Data items:
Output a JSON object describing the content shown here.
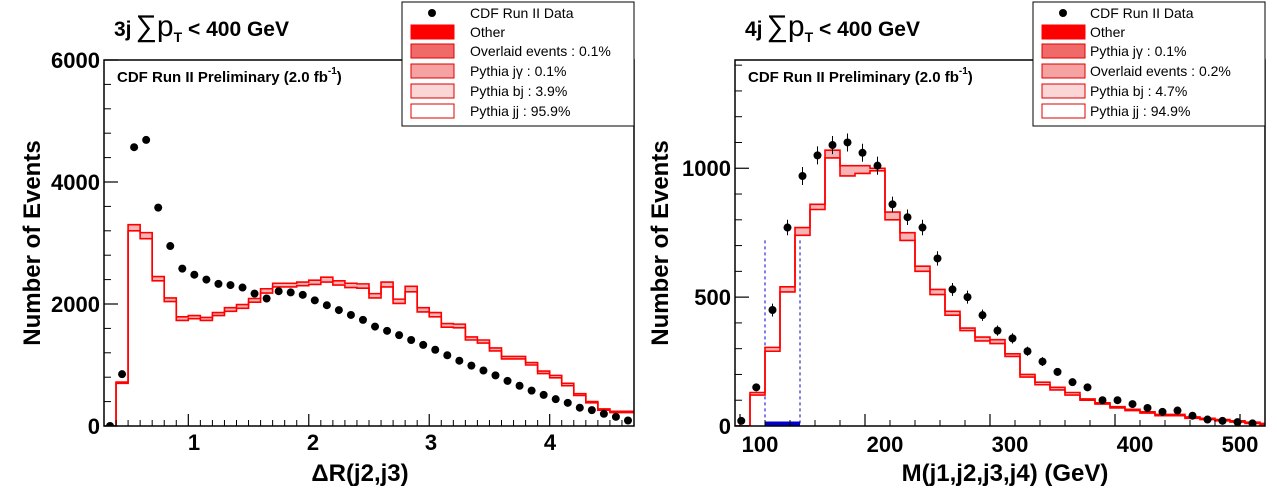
{
  "chart_data": [
    {
      "type": "histogram",
      "title_main": "3j",
      "title_symbol": "∑p",
      "title_sub": "T",
      "title_rest": " < 400 GeV",
      "annotation_main": "CDF Run II Preliminary (2.0 fb",
      "annotation_sup": "-1",
      "annotation_close": ")",
      "xlabel": "ΔR(j2,j3)",
      "ylabel": "Number of Events",
      "xlim": [
        0.3,
        4.7
      ],
      "ylim": [
        0,
        6000
      ],
      "xticks": [
        "1",
        "2",
        "3",
        "4"
      ],
      "yticks": [
        "0",
        "2000",
        "4000",
        "6000"
      ],
      "legend": [
        {
          "label": "CDF Run II Data",
          "style": "marker"
        },
        {
          "label": "Other",
          "style": "fill",
          "color": "#ff0000"
        },
        {
          "label": "Overlaid events : 0.1%",
          "style": "fill",
          "color": "#f06a6a"
        },
        {
          "label": "Pythia jγ : 0.1%",
          "style": "fill",
          "color": "#f7a2a2"
        },
        {
          "label": "Pythia bj : 3.9%",
          "style": "fill",
          "color": "#fbd6d6"
        },
        {
          "label": "Pythia jj : 95.9%",
          "style": "fill",
          "color": "#ffffff"
        }
      ],
      "bin_edges": [
        0.3,
        0.4,
        0.5,
        0.6,
        0.7,
        0.8,
        0.9,
        1.0,
        1.1,
        1.2,
        1.3,
        1.4,
        1.5,
        1.6,
        1.7,
        1.8,
        1.9,
        2.0,
        2.1,
        2.2,
        2.3,
        2.4,
        2.5,
        2.6,
        2.7,
        2.8,
        2.9,
        3.0,
        3.1,
        3.2,
        3.3,
        3.4,
        3.5,
        3.6,
        3.7,
        3.8,
        3.9,
        4.0,
        4.1,
        4.2,
        4.3,
        4.4,
        4.5,
        4.6,
        4.7
      ],
      "mc_jj": [
        0,
        700,
        3200,
        3070,
        2380,
        2040,
        1730,
        1760,
        1730,
        1810,
        1880,
        1930,
        2030,
        2180,
        2280,
        2280,
        2300,
        2320,
        2360,
        2310,
        2270,
        2260,
        2100,
        2280,
        2010,
        2200,
        1870,
        1790,
        1620,
        1610,
        1410,
        1360,
        1230,
        1100,
        1100,
        1000,
        860,
        790,
        660,
        500,
        380,
        260,
        220,
        220
      ],
      "mc_total": [
        0,
        720,
        3300,
        3170,
        2450,
        2100,
        1790,
        1810,
        1780,
        1860,
        1940,
        1990,
        2090,
        2250,
        2340,
        2340,
        2360,
        2390,
        2440,
        2380,
        2340,
        2330,
        2170,
        2360,
        2080,
        2290,
        1940,
        1860,
        1680,
        1670,
        1460,
        1410,
        1280,
        1140,
        1140,
        1040,
        900,
        830,
        700,
        530,
        400,
        280,
        240,
        240
      ],
      "data_x": [
        0.35,
        0.45,
        0.55,
        0.65,
        0.75,
        0.85,
        0.95,
        1.05,
        1.15,
        1.25,
        1.35,
        1.45,
        1.55,
        1.65,
        1.75,
        1.85,
        1.95,
        2.05,
        2.15,
        2.25,
        2.35,
        2.45,
        2.55,
        2.65,
        2.75,
        2.85,
        2.95,
        3.05,
        3.15,
        3.25,
        3.35,
        3.45,
        3.55,
        3.65,
        3.75,
        3.85,
        3.95,
        4.05,
        4.15,
        4.25,
        4.35,
        4.45,
        4.55,
        4.65
      ],
      "data_y": [
        0,
        850,
        4570,
        4690,
        3580,
        2950,
        2580,
        2480,
        2400,
        2330,
        2310,
        2270,
        2170,
        2090,
        2210,
        2190,
        2150,
        2060,
        1980,
        1900,
        1820,
        1740,
        1630,
        1560,
        1490,
        1410,
        1330,
        1250,
        1160,
        1070,
        990,
        910,
        830,
        740,
        660,
        580,
        510,
        440,
        380,
        300,
        260,
        200,
        150,
        90
      ],
      "data_err": []
    },
    {
      "type": "histogram",
      "title_main": "4j",
      "title_symbol": "∑p",
      "title_sub": "T",
      "title_rest": " < 400 GeV",
      "annotation_main": "CDF Run II Preliminary (2.0 fb",
      "annotation_sup": "-1",
      "annotation_close": ")",
      "xlabel": "M(j1,j2,j3,j4) (GeV)",
      "ylabel": "Number of Events",
      "xlim": [
        96,
        520
      ],
      "ylim": [
        0,
        1420
      ],
      "xticks": [
        "100",
        "200",
        "300",
        "400",
        "500"
      ],
      "yticks": [
        "0",
        "500",
        "1000"
      ],
      "legend": [
        {
          "label": "CDF Run II Data",
          "style": "marker"
        },
        {
          "label": "Other",
          "style": "fill",
          "color": "#ff0000"
        },
        {
          "label": "Pythia jγ : 0.1%",
          "style": "fill",
          "color": "#f06a6a"
        },
        {
          "label": "Overlaid events : 0.2%",
          "style": "fill",
          "color": "#f7a2a2"
        },
        {
          "label": "Pythia bj : 4.7%",
          "style": "fill",
          "color": "#fbd6d6"
        },
        {
          "label": "Pythia jj : 94.9%",
          "style": "fill",
          "color": "#ffffff"
        }
      ],
      "bin_edges": [
        96,
        108,
        120,
        132,
        144,
        156,
        168,
        180,
        192,
        204,
        216,
        228,
        240,
        252,
        264,
        276,
        288,
        300,
        312,
        324,
        336,
        348,
        360,
        372,
        384,
        396,
        408,
        420,
        432,
        444,
        456,
        468,
        480,
        492,
        504,
        516,
        520
      ],
      "mc_jj": [
        0,
        120,
        290,
        520,
        740,
        840,
        1040,
        970,
        980,
        990,
        800,
        720,
        600,
        510,
        430,
        370,
        330,
        320,
        270,
        190,
        160,
        140,
        120,
        100,
        85,
        70,
        60,
        50,
        40,
        40,
        30,
        25,
        20,
        15,
        10,
        5
      ],
      "mc_total": [
        0,
        130,
        305,
        540,
        770,
        860,
        1070,
        1010,
        1010,
        1000,
        830,
        750,
        620,
        530,
        445,
        380,
        345,
        335,
        280,
        200,
        170,
        150,
        130,
        105,
        90,
        75,
        65,
        55,
        45,
        45,
        35,
        30,
        25,
        20,
        15,
        10
      ],
      "data_x": [
        101,
        113,
        126,
        138,
        150,
        162,
        174,
        186,
        198,
        210,
        222,
        234,
        246,
        258,
        270,
        282,
        294,
        306,
        318,
        330,
        342,
        354,
        366,
        378,
        390,
        402,
        414,
        426,
        438,
        450,
        462,
        474,
        486,
        498,
        510
      ],
      "data_y": [
        20,
        150,
        450,
        770,
        970,
        1050,
        1090,
        1100,
        1060,
        1010,
        860,
        810,
        770,
        650,
        530,
        500,
        430,
        370,
        340,
        290,
        250,
        210,
        170,
        150,
        100,
        100,
        85,
        70,
        55,
        60,
        40,
        25,
        20,
        15,
        10
      ],
      "data_err": [
        10,
        15,
        25,
        30,
        35,
        35,
        35,
        35,
        35,
        35,
        30,
        30,
        30,
        28,
        25,
        25,
        22,
        20,
        20,
        18,
        17,
        15,
        14,
        13,
        12,
        11,
        10,
        9,
        8,
        8,
        7,
        6,
        5,
        5,
        4
      ],
      "blue_band": [
        120,
        148
      ]
    }
  ]
}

## Aim of the task
Output the data exactly. Pictures don't belong in the result.

## Written answer
Output a JSON object describing the content shown here.
{
  "chart_data": [
    {
      "type": "histogram",
      "title_main": "3j",
      "title_symbol": "∑p",
      "title_sub": "T",
      "title_rest": " < 400 GeV",
      "annotation_main": "CDF Run II Preliminary (2.0 fb",
      "annotation_sup": "-1",
      "annotation_close": ")",
      "xlabel": "ΔR(j2,j3)",
      "ylabel": "Number of Events",
      "xlim": [
        0.3,
        4.7
      ],
      "ylim": [
        0,
        6000
      ],
      "xticks": [
        "1",
        "2",
        "3",
        "4"
      ],
      "yticks": [
        "0",
        "2000",
        "4000",
        "6000"
      ],
      "legend": [
        {
          "label": "CDF Run II Data",
          "style": "marker"
        },
        {
          "label": "Other",
          "style": "fill",
          "color": "#ff0000"
        },
        {
          "label": "Overlaid events : 0.1%",
          "style": "fill",
          "color": "#f06a6a"
        },
        {
          "label": "Pythia jγ : 0.1%",
          "style": "fill",
          "color": "#f7a2a2"
        },
        {
          "label": "Pythia bj : 3.9%",
          "style": "fill",
          "color": "#fbd6d6"
        },
        {
          "label": "Pythia jj : 95.9%",
          "style": "fill",
          "color": "#ffffff"
        }
      ],
      "bin_edges": [
        0.3,
        0.4,
        0.5,
        0.6,
        0.7,
        0.8,
        0.9,
        1.0,
        1.1,
        1.2,
        1.3,
        1.4,
        1.5,
        1.6,
        1.7,
        1.8,
        1.9,
        2.0,
        2.1,
        2.2,
        2.3,
        2.4,
        2.5,
        2.6,
        2.7,
        2.8,
        2.9,
        3.0,
        3.1,
        3.2,
        3.3,
        3.4,
        3.5,
        3.6,
        3.7,
        3.8,
        3.9,
        4.0,
        4.1,
        4.2,
        4.3,
        4.4,
        4.5,
        4.6,
        4.7
      ],
      "mc_jj": [
        0,
        700,
        3200,
        3070,
        2380,
        2040,
        1730,
        1760,
        1730,
        1810,
        1880,
        1930,
        2030,
        2180,
        2280,
        2280,
        2300,
        2320,
        2360,
        2310,
        2270,
        2260,
        2100,
        2280,
        2010,
        2200,
        1870,
        1790,
        1620,
        1610,
        1410,
        1360,
        1230,
        1100,
        1100,
        1000,
        860,
        790,
        660,
        500,
        380,
        260,
        220,
        220
      ],
      "mc_total": [
        0,
        720,
        3300,
        3170,
        2450,
        2100,
        1790,
        1810,
        1780,
        1860,
        1940,
        1990,
        2090,
        2250,
        2340,
        2340,
        2360,
        2390,
        2440,
        2380,
        2340,
        2330,
        2170,
        2360,
        2080,
        2290,
        1940,
        1860,
        1680,
        1670,
        1460,
        1410,
        1280,
        1140,
        1140,
        1040,
        900,
        830,
        700,
        530,
        400,
        280,
        240,
        240
      ],
      "data_x": [
        0.35,
        0.45,
        0.55,
        0.65,
        0.75,
        0.85,
        0.95,
        1.05,
        1.15,
        1.25,
        1.35,
        1.45,
        1.55,
        1.65,
        1.75,
        1.85,
        1.95,
        2.05,
        2.15,
        2.25,
        2.35,
        2.45,
        2.55,
        2.65,
        2.75,
        2.85,
        2.95,
        3.05,
        3.15,
        3.25,
        3.35,
        3.45,
        3.55,
        3.65,
        3.75,
        3.85,
        3.95,
        4.05,
        4.15,
        4.25,
        4.35,
        4.45,
        4.55,
        4.65
      ],
      "data_y": [
        0,
        850,
        4570,
        4690,
        3580,
        2950,
        2580,
        2480,
        2400,
        2330,
        2310,
        2270,
        2170,
        2090,
        2210,
        2190,
        2150,
        2060,
        1980,
        1900,
        1820,
        1740,
        1630,
        1560,
        1490,
        1410,
        1330,
        1250,
        1160,
        1070,
        990,
        910,
        830,
        740,
        660,
        580,
        510,
        440,
        380,
        300,
        260,
        200,
        150,
        90
      ],
      "data_err": []
    },
    {
      "type": "histogram",
      "title_main": "4j",
      "title_symbol": "∑p",
      "title_sub": "T",
      "title_rest": " < 400 GeV",
      "annotation_main": "CDF Run II Preliminary (2.0 fb",
      "annotation_sup": "-1",
      "annotation_close": ")",
      "xlabel": "M(j1,j2,j3,j4) (GeV)",
      "ylabel": "Number of Events",
      "xlim": [
        96,
        520
      ],
      "ylim": [
        0,
        1420
      ],
      "xticks": [
        "100",
        "200",
        "300",
        "400",
        "500"
      ],
      "yticks": [
        "0",
        "500",
        "1000"
      ],
      "legend": [
        {
          "label": "CDF Run II Data",
          "style": "marker"
        },
        {
          "label": "Other",
          "style": "fill",
          "color": "#ff0000"
        },
        {
          "label": "Pythia jγ : 0.1%",
          "style": "fill",
          "color": "#f06a6a"
        },
        {
          "label": "Overlaid events : 0.2%",
          "style": "fill",
          "color": "#f7a2a2"
        },
        {
          "label": "Pythia bj : 4.7%",
          "style": "fill",
          "color": "#fbd6d6"
        },
        {
          "label": "Pythia jj : 94.9%",
          "style": "fill",
          "color": "#ffffff"
        }
      ],
      "bin_edges": [
        96,
        108,
        120,
        132,
        144,
        156,
        168,
        180,
        192,
        204,
        216,
        228,
        240,
        252,
        264,
        276,
        288,
        300,
        312,
        324,
        336,
        348,
        360,
        372,
        384,
        396,
        408,
        420,
        432,
        444,
        456,
        468,
        480,
        492,
        504,
        516,
        520
      ],
      "mc_jj": [
        0,
        120,
        290,
        520,
        740,
        840,
        1040,
        970,
        980,
        990,
        800,
        720,
        600,
        510,
        430,
        370,
        330,
        320,
        270,
        190,
        160,
        140,
        120,
        100,
        85,
        70,
        60,
        50,
        40,
        40,
        30,
        25,
        20,
        15,
        10,
        5
      ],
      "mc_total": [
        0,
        130,
        305,
        540,
        770,
        860,
        1070,
        1010,
        1010,
        1000,
        830,
        750,
        620,
        530,
        445,
        380,
        345,
        335,
        280,
        200,
        170,
        150,
        130,
        105,
        90,
        75,
        65,
        55,
        45,
        45,
        35,
        30,
        25,
        20,
        15,
        10
      ],
      "data_x": [
        101,
        113,
        126,
        138,
        150,
        162,
        174,
        186,
        198,
        210,
        222,
        234,
        246,
        258,
        270,
        282,
        294,
        306,
        318,
        330,
        342,
        354,
        366,
        378,
        390,
        402,
        414,
        426,
        438,
        450,
        462,
        474,
        486,
        498,
        510
      ],
      "data_y": [
        20,
        150,
        450,
        770,
        970,
        1050,
        1090,
        1100,
        1060,
        1010,
        860,
        810,
        770,
        650,
        530,
        500,
        430,
        370,
        340,
        290,
        250,
        210,
        170,
        150,
        100,
        100,
        85,
        70,
        55,
        60,
        40,
        25,
        20,
        15,
        10
      ],
      "data_err": [
        10,
        15,
        25,
        30,
        35,
        35,
        35,
        35,
        35,
        35,
        30,
        30,
        30,
        28,
        25,
        25,
        22,
        20,
        20,
        18,
        17,
        15,
        14,
        13,
        12,
        11,
        10,
        9,
        8,
        8,
        7,
        6,
        5,
        5,
        4
      ],
      "blue_band": [
        120,
        148
      ]
    }
  ]
}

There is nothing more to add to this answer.